• _Stated task_
Find each line containing the string "partu" and return it.

Stored data

________________________

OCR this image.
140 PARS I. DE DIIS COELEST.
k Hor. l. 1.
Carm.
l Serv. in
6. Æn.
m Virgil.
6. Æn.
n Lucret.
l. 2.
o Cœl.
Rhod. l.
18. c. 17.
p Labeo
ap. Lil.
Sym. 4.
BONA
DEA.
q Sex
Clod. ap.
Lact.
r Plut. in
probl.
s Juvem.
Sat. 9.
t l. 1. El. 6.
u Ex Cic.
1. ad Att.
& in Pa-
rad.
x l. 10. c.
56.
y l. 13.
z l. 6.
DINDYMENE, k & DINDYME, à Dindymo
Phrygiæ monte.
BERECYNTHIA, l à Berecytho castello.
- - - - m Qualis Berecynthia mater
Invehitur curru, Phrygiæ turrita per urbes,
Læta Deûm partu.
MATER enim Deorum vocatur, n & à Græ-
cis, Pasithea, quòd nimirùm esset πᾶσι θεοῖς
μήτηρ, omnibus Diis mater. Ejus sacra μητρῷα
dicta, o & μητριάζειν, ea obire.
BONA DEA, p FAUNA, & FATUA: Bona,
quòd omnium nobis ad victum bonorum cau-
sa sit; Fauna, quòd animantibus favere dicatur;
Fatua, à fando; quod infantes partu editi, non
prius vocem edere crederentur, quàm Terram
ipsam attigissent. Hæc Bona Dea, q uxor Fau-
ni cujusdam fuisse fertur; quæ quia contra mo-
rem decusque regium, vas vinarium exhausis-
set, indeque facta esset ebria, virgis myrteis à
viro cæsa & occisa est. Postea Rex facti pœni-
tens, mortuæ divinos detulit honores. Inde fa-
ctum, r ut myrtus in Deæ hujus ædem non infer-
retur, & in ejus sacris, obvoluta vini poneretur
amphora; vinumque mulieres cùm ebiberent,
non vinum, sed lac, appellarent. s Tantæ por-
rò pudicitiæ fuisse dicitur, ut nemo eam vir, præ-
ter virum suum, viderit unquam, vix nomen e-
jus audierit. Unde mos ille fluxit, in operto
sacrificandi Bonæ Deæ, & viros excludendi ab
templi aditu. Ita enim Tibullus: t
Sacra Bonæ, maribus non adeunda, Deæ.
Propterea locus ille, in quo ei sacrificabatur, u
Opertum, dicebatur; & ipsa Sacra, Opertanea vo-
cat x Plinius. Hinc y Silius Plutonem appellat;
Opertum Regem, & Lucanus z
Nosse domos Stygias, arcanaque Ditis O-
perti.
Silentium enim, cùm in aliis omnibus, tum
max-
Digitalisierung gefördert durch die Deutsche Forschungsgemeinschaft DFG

________________________

• _Response to the exercise_
Læta Deûm partu.
Fatua, à fando; quod infantes partu editi, non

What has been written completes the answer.